_TASK TO CARRY OUT_: Copy the lines holding the word "bezrobocia", all of them.

(Items from a figure collection)

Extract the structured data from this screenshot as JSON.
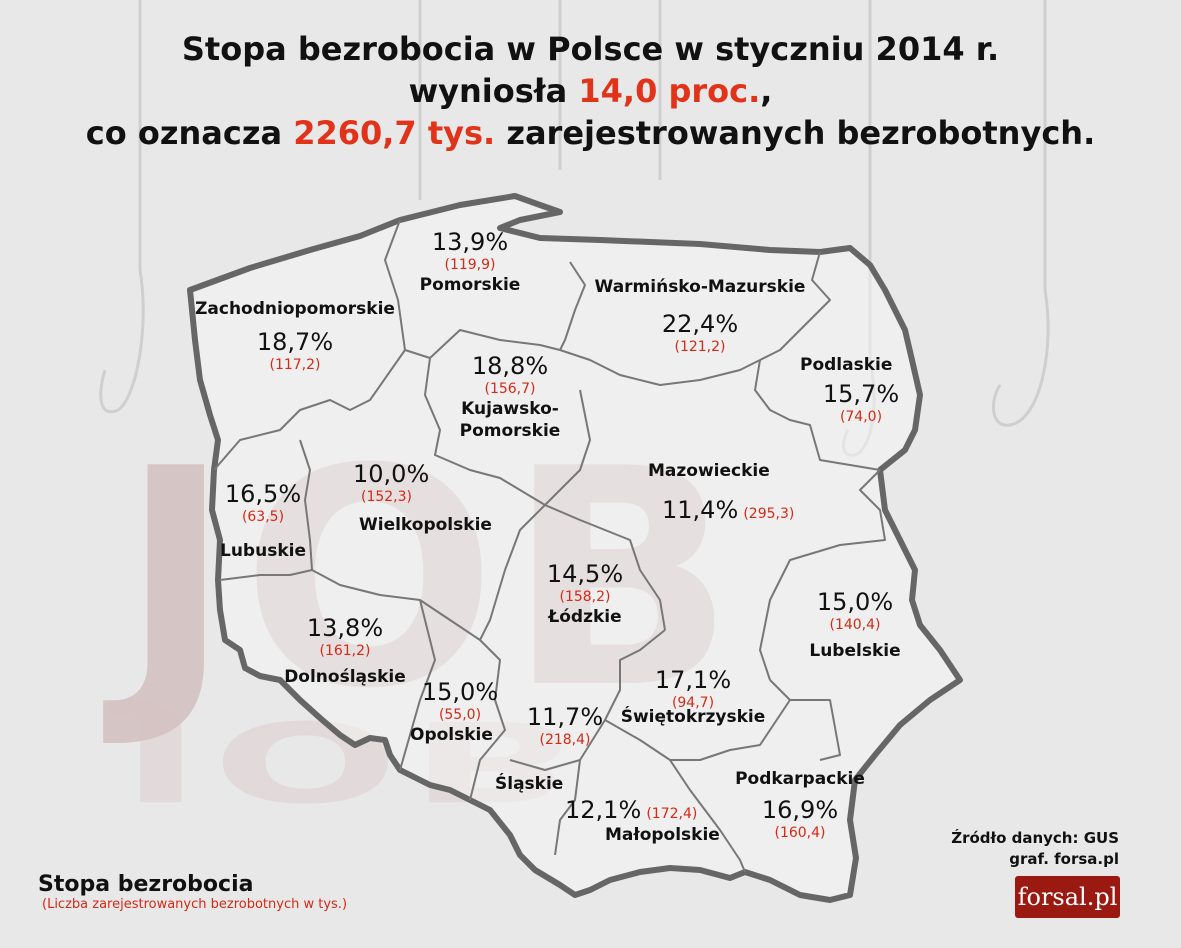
{
  "title": {
    "line1": "Stopa bezrobocia w Polsce w styczniu 2014 r.",
    "line2_pre": "wyniosła",
    "line2_hl": "14,0 proc.",
    "line2_post": ",",
    "line3_pre": "co oznacza",
    "line3_hl": "2260,7 tys.",
    "line3_post": "zarejestrowanych bezrobotnych."
  },
  "background_text": "JOB",
  "regions": [
    {
      "name": "Pomorskie",
      "rate": "13,9%",
      "count": "(119,9)"
    },
    {
      "name": "Zachodniopomorskie",
      "rate": "18,7%",
      "count": "(117,2)"
    },
    {
      "name": "Warmińsko-Mazurskie",
      "rate": "22,4%",
      "count": "(121,2)"
    },
    {
      "name": "Podlaskie",
      "rate": "15,7%",
      "count": "(74,0)"
    },
    {
      "name": "Kujawsko-Pomorskie",
      "name_line1": "Kujawsko-",
      "name_line2": "Pomorskie",
      "rate": "18,8%",
      "count": "(156,7)"
    },
    {
      "name": "Lubuskie",
      "rate": "16,5%",
      "count": "(63,5)"
    },
    {
      "name": "Wielkopolskie",
      "rate": "10,0%",
      "count": "(152,3)"
    },
    {
      "name": "Mazowieckie",
      "rate": "11,4%",
      "count": "(295,3)"
    },
    {
      "name": "Łódzkie",
      "rate": "14,5%",
      "count": "(158,2)"
    },
    {
      "name": "Lubelskie",
      "rate": "15,0%",
      "count": "(140,4)"
    },
    {
      "name": "Dolnośląskie",
      "rate": "13,8%",
      "count": "(161,2)"
    },
    {
      "name": "Opolskie",
      "rate": "15,0%",
      "count": "(55,0)"
    },
    {
      "name": "Śląskie",
      "rate": "11,7%",
      "count": "(218,4)"
    },
    {
      "name": "Świętokrzyskie",
      "rate": "17,1%",
      "count": "(94,7)"
    },
    {
      "name": "Małopolskie",
      "rate": "12,1%",
      "count": "(172,4)"
    },
    {
      "name": "Podkarpackie",
      "rate": "16,9%",
      "count": "(160,4)"
    }
  ],
  "legend": {
    "title": "Stopa bezrobocia",
    "subtitle": "(Liczba zarejestrowanych bezrobotnych w tys.)"
  },
  "source": {
    "line1": "Źródło danych: GUS",
    "line2": "graf. forsa.pl"
  },
  "logo": "forsal.pl",
  "colors": {
    "highlight": "#e0331a",
    "count_red": "#d42a16",
    "border": "#666666",
    "map_fill": "#f4f4f4",
    "logo_bg": "#9a1a12"
  }
}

_WRITTEN RESPONSE_:
    "line1": "Stopa bezrobocia w Polsce w styczniu 2014 r.",
    "title": "Stopa bezrobocia",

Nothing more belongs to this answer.